Objective>
Quote the full listing word for word.
---------- Records provided
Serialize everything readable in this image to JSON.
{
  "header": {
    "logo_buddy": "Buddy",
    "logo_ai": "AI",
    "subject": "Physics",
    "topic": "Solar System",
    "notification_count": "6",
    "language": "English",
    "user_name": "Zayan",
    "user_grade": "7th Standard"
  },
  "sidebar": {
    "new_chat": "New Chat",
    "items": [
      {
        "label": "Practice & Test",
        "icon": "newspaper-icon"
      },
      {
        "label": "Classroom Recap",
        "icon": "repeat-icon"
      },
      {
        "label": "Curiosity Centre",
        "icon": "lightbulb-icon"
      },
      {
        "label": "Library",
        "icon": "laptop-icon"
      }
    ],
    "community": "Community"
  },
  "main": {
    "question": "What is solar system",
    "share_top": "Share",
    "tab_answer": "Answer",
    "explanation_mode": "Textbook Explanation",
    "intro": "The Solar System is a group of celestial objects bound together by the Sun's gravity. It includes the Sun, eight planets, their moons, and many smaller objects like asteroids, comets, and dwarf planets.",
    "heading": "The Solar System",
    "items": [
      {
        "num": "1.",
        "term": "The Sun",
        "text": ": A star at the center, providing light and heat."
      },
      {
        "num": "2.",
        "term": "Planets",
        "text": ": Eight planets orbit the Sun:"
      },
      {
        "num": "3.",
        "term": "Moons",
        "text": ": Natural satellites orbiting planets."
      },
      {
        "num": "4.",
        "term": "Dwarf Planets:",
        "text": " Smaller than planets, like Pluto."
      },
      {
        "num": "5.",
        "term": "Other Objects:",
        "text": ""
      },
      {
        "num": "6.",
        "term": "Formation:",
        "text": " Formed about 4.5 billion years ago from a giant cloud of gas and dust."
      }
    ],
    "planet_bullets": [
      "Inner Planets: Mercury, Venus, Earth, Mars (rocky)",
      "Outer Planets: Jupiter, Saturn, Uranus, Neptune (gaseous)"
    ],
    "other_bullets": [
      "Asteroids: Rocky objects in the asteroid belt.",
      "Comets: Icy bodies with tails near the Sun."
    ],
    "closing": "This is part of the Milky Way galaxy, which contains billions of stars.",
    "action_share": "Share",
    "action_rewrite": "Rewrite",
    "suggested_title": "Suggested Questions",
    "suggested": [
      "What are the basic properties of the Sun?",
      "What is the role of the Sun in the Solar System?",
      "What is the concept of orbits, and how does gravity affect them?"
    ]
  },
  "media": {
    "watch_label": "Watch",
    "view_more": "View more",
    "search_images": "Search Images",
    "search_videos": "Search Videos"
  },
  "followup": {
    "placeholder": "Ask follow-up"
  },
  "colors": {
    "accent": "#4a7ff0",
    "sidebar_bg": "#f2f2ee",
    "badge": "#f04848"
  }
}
--------------------
Task response>
Serialize everything readable in this image to JSON.
{
  "header": {
    "logo_buddy": "Buddy",
    "logo_ai": "AI",
    "subject": "Physics",
    "topic": "Solar System",
    "notification_count": "6",
    "language": "English",
    "user_name": "Zayan",
    "user_grade": "7th Standard"
  },
  "sidebar": {
    "new_chat": "New Chat",
    "items": [
      {
        "label": "Practice & Test",
        "icon": "newspaper-icon"
      },
      {
        "label": "Classroom Recap",
        "icon": "repeat-icon"
      },
      {
        "label": "Curiosity Centre",
        "icon": "lightbulb-icon"
      },
      {
        "label": "Library",
        "icon": "laptop-icon"
      }
    ],
    "community": "Community"
  },
  "main": {
    "question": "What is solar system",
    "share_top": "Share",
    "tab_answer": "Answer",
    "explanation_mode": "Textbook Explanation",
    "intro": "The Solar System is a group of celestial objects bound together by the Sun's gravity. It includes the Sun, eight planets, their moons, and many smaller objects like asteroids, comets, and dwarf planets.",
    "heading": "The Solar System",
    "items": [
      {
        "num": "1.",
        "term": "The Sun",
        "text": ": A star at the center, providing light and heat."
      },
      {
        "num": "2.",
        "term": "Planets",
        "text": ": Eight planets orbit the Sun:"
      },
      {
        "num": "3.",
        "term": "Moons",
        "text": ": Natural satellites orbiting planets."
      },
      {
        "num": "4.",
        "term": "Dwarf Planets:",
        "text": " Smaller than planets, like Pluto."
      },
      {
        "num": "5.",
        "term": "Other Objects:",
        "text": ""
      },
      {
        "num": "6.",
        "term": "Formation:",
        "text": " Formed about 4.5 billion years ago from a giant cloud of gas and dust."
      }
    ],
    "planet_bullets": [
      "Inner Planets: Mercury, Venus, Earth, Mars (rocky)",
      "Outer Planets: Jupiter, Saturn, Uranus, Neptune (gaseous)"
    ],
    "other_bullets": [
      "Asteroids: Rocky objects in the asteroid belt.",
      "Comets: Icy bodies with tails near the Sun."
    ],
    "closing": "This is part of the Milky Way galaxy, which contains billions of stars.",
    "action_share": "Share",
    "action_rewrite": "Rewrite",
    "suggested_title": "Suggested Questions",
    "suggested": [
      "What are the basic properties of the Sun?",
      "What is the role of the Sun in the Solar System?",
      "What is the concept of orbits, and how does gravity affect them?"
    ]
  },
  "media": {
    "watch_label": "Watch",
    "view_more": "View more",
    "search_images": "Search Images",
    "search_videos": "Search Videos"
  },
  "followup": {
    "placeholder": "Ask follow-up"
  },
  "colors": {
    "accent": "#4a7ff0",
    "sidebar_bg": "#f2f2ee",
    "badge": "#f04848"
  }
}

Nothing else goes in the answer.